*Task instructions:* Retype all of the data exactly as given.

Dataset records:
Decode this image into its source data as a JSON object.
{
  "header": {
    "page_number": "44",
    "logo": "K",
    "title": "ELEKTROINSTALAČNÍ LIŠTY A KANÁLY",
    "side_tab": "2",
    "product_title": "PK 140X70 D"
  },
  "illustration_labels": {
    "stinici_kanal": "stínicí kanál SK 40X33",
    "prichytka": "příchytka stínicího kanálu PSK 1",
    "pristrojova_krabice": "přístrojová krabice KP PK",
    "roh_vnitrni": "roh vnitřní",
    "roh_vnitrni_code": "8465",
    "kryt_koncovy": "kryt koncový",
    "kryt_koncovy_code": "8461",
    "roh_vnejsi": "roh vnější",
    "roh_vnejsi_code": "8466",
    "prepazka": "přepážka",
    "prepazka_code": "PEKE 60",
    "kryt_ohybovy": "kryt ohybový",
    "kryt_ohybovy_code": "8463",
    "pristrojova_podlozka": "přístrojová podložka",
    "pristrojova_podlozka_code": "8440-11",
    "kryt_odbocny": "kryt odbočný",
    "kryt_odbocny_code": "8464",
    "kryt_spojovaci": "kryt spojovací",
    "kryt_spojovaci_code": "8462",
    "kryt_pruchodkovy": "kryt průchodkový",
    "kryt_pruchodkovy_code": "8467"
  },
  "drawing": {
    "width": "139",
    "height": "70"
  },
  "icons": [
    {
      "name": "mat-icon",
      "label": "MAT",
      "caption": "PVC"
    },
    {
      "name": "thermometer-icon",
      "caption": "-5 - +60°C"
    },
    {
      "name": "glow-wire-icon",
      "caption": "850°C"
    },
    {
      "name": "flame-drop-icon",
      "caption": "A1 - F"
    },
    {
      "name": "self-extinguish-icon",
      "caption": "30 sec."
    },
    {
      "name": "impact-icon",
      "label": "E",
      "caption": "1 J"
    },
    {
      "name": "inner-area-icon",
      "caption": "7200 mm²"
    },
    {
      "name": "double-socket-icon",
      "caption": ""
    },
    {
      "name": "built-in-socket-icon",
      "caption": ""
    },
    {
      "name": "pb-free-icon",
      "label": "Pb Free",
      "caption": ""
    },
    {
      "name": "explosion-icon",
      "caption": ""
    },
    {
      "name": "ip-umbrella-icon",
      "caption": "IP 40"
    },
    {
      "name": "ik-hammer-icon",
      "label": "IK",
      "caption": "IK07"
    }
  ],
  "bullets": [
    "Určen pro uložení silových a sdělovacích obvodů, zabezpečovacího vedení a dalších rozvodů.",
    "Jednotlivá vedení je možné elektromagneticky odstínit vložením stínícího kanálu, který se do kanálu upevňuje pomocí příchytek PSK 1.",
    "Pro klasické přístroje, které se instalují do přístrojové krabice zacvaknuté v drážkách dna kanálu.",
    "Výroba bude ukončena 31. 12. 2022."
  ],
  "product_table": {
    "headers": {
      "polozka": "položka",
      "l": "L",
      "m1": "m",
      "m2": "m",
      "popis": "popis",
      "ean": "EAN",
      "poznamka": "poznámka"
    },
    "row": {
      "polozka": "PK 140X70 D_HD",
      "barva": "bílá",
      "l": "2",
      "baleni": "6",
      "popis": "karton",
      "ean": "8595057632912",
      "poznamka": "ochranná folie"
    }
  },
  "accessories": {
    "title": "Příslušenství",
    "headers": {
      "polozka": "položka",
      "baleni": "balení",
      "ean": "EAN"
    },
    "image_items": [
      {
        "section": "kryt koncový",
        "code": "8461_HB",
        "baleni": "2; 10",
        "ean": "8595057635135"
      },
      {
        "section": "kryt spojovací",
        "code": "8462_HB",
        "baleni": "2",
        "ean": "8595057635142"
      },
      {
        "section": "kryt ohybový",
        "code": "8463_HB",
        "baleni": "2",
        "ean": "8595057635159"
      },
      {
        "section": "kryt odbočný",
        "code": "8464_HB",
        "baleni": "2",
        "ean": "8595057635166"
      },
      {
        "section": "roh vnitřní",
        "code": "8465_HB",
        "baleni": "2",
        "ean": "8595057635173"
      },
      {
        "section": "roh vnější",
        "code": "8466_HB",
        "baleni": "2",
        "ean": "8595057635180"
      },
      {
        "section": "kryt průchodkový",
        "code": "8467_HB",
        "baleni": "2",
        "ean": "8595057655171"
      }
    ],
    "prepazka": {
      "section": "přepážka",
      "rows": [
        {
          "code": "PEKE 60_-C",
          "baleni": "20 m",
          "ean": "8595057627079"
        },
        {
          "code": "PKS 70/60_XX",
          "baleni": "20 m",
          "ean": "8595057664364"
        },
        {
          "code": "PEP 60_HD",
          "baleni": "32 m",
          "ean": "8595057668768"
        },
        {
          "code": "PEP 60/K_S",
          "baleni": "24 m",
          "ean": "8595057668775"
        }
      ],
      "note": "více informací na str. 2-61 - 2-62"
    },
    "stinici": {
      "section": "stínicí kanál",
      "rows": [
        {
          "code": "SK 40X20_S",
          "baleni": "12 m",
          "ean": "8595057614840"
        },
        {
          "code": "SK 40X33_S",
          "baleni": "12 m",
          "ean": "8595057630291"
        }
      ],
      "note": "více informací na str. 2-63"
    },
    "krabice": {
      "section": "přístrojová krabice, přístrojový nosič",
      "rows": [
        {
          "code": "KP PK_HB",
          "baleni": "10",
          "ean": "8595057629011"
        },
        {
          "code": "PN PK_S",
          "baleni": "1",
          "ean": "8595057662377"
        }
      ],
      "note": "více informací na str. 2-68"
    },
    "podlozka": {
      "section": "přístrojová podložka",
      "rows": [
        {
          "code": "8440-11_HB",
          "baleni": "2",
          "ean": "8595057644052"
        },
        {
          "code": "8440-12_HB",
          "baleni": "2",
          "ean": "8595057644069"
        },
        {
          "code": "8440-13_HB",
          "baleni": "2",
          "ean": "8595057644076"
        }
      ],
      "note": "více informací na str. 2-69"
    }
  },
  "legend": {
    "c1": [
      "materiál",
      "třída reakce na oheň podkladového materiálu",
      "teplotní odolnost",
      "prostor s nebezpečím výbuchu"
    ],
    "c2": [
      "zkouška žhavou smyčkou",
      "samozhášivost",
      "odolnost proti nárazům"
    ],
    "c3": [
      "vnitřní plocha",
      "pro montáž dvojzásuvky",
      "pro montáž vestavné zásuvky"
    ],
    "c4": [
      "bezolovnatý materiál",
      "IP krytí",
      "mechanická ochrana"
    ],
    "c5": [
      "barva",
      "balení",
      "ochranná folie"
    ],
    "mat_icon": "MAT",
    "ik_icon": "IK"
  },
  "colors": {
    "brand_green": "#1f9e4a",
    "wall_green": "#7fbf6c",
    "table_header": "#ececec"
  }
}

*Right answer:*
Decode this image into its source data as a JSON object.
{
  "header": {
    "page_number": "44",
    "logo": "K",
    "title": "ELEKTROINSTALAČNÍ LIŠTY A KANÁLY",
    "side_tab": "2",
    "product_title": "PK 140X70 D"
  },
  "illustration_labels": {
    "stinici_kanal": "stínicí kanál SK 40X33",
    "prichytka": "příchytka stínicího kanálu PSK 1",
    "pristrojova_krabice": "přístrojová krabice KP PK",
    "roh_vnitrni": "roh vnitřní",
    "roh_vnitrni_code": "8465",
    "kryt_koncovy": "kryt koncový",
    "kryt_koncovy_code": "8461",
    "roh_vnejsi": "roh vnější",
    "roh_vnejsi_code": "8466",
    "prepazka": "přepážka",
    "prepazka_code": "PEKE 60",
    "kryt_ohybovy": "kryt ohybový",
    "kryt_ohybovy_code": "8463",
    "pristrojova_podlozka": "přístrojová podložka",
    "pristrojova_podlozka_code": "8440-11",
    "kryt_odbocny": "kryt odbočný",
    "kryt_odbocny_code": "8464",
    "kryt_spojovaci": "kryt spojovací",
    "kryt_spojovaci_code": "8462",
    "kryt_pruchodkovy": "kryt průchodkový",
    "kryt_pruchodkovy_code": "8467"
  },
  "drawing": {
    "width": "139",
    "height": "70"
  },
  "icons": [
    {
      "name": "mat-icon",
      "label": "MAT",
      "caption": "PVC"
    },
    {
      "name": "thermometer-icon",
      "caption": "-5 - +60°C"
    },
    {
      "name": "glow-wire-icon",
      "caption": "850°C"
    },
    {
      "name": "flame-drop-icon",
      "caption": "A1 - F"
    },
    {
      "name": "self-extinguish-icon",
      "caption": "30 sec."
    },
    {
      "name": "impact-icon",
      "label": "E",
      "caption": "1 J"
    },
    {
      "name": "inner-area-icon",
      "caption": "7200 mm²"
    },
    {
      "name": "double-socket-icon",
      "caption": ""
    },
    {
      "name": "built-in-socket-icon",
      "caption": ""
    },
    {
      "name": "pb-free-icon",
      "label": "Pb Free",
      "caption": ""
    },
    {
      "name": "explosion-icon",
      "caption": ""
    },
    {
      "name": "ip-umbrella-icon",
      "caption": "IP 40"
    },
    {
      "name": "ik-hammer-icon",
      "label": "IK",
      "caption": "IK07"
    }
  ],
  "bullets": [
    "Určen pro uložení silových a sdělovacích obvodů, zabezpečovacího vedení a dalších rozvodů.",
    "Jednotlivá vedení je možné elektromagneticky odstínit vložením stínícího kanálu, který se do kanálu upevňuje pomocí příchytek PSK 1.",
    "Pro klasické přístroje, které se instalují do přístrojové krabice zacvaknuté v drážkách dna kanálu.",
    "Výroba bude ukončena 31. 12. 2022."
  ],
  "product_table": {
    "headers": {
      "polozka": "položka",
      "l": "L",
      "m1": "m",
      "m2": "m",
      "popis": "popis",
      "ean": "EAN",
      "poznamka": "poznámka"
    },
    "row": {
      "polozka": "PK 140X70 D_HD",
      "barva": "bílá",
      "l": "2",
      "baleni": "6",
      "popis": "karton",
      "ean": "8595057632912",
      "poznamka": "ochranná folie"
    }
  },
  "accessories": {
    "title": "Příslušenství",
    "headers": {
      "polozka": "položka",
      "baleni": "balení",
      "ean": "EAN"
    },
    "image_items": [
      {
        "section": "kryt koncový",
        "code": "8461_HB",
        "baleni": "2; 10",
        "ean": "8595057635135"
      },
      {
        "section": "kryt spojovací",
        "code": "8462_HB",
        "baleni": "2",
        "ean": "8595057635142"
      },
      {
        "section": "kryt ohybový",
        "code": "8463_HB",
        "baleni": "2",
        "ean": "8595057635159"
      },
      {
        "section": "kryt odbočný",
        "code": "8464_HB",
        "baleni": "2",
        "ean": "8595057635166"
      },
      {
        "section": "roh vnitřní",
        "code": "8465_HB",
        "baleni": "2",
        "ean": "8595057635173"
      },
      {
        "section": "roh vnější",
        "code": "8466_HB",
        "baleni": "2",
        "ean": "8595057635180"
      },
      {
        "section": "kryt průchodkový",
        "code": "8467_HB",
        "baleni": "2",
        "ean": "8595057655171"
      }
    ],
    "prepazka": {
      "section": "přepážka",
      "rows": [
        {
          "code": "PEKE 60_-C",
          "baleni": "20 m",
          "ean": "8595057627079"
        },
        {
          "code": "PKS 70/60_XX",
          "baleni": "20 m",
          "ean": "8595057664364"
        },
        {
          "code": "PEP 60_HD",
          "baleni": "32 m",
          "ean": "8595057668768"
        },
        {
          "code": "PEP 60/K_S",
          "baleni": "24 m",
          "ean": "8595057668775"
        }
      ],
      "note": "více informací na str. 2-61 - 2-62"
    },
    "stinici": {
      "section": "stínicí kanál",
      "rows": [
        {
          "code": "SK 40X20_S",
          "baleni": "12 m",
          "ean": "8595057614840"
        },
        {
          "code": "SK 40X33_S",
          "baleni": "12 m",
          "ean": "8595057630291"
        }
      ],
      "note": "více informací na str. 2-63"
    },
    "krabice": {
      "section": "přístrojová krabice, přístrojový nosič",
      "rows": [
        {
          "code": "KP PK_HB",
          "baleni": "10",
          "ean": "8595057629011"
        },
        {
          "code": "PN PK_S",
          "baleni": "1",
          "ean": "8595057662377"
        }
      ],
      "note": "více informací na str. 2-68"
    },
    "podlozka": {
      "section": "přístrojová podložka",
      "rows": [
        {
          "code": "8440-11_HB",
          "baleni": "2",
          "ean": "8595057644052"
        },
        {
          "code": "8440-12_HB",
          "baleni": "2",
          "ean": "8595057644069"
        },
        {
          "code": "8440-13_HB",
          "baleni": "2",
          "ean": "8595057644076"
        }
      ],
      "note": "více informací na str. 2-69"
    }
  },
  "legend": {
    "c1": [
      "materiál",
      "třída reakce na oheň podkladového materiálu",
      "teplotní odolnost",
      "prostor s nebezpečím výbuchu"
    ],
    "c2": [
      "zkouška žhavou smyčkou",
      "samozhášivost",
      "odolnost proti nárazům"
    ],
    "c3": [
      "vnitřní plocha",
      "pro montáž dvojzásuvky",
      "pro montáž vestavné zásuvky"
    ],
    "c4": [
      "bezolovnatý materiál",
      "IP krytí",
      "mechanická ochrana"
    ],
    "c5": [
      "barva",
      "balení",
      "ochranná folie"
    ],
    "mat_icon": "MAT",
    "ik_icon": "IK"
  },
  "colors": {
    "brand_green": "#1f9e4a",
    "wall_green": "#7fbf6c",
    "table_header": "#ececec"
  }
}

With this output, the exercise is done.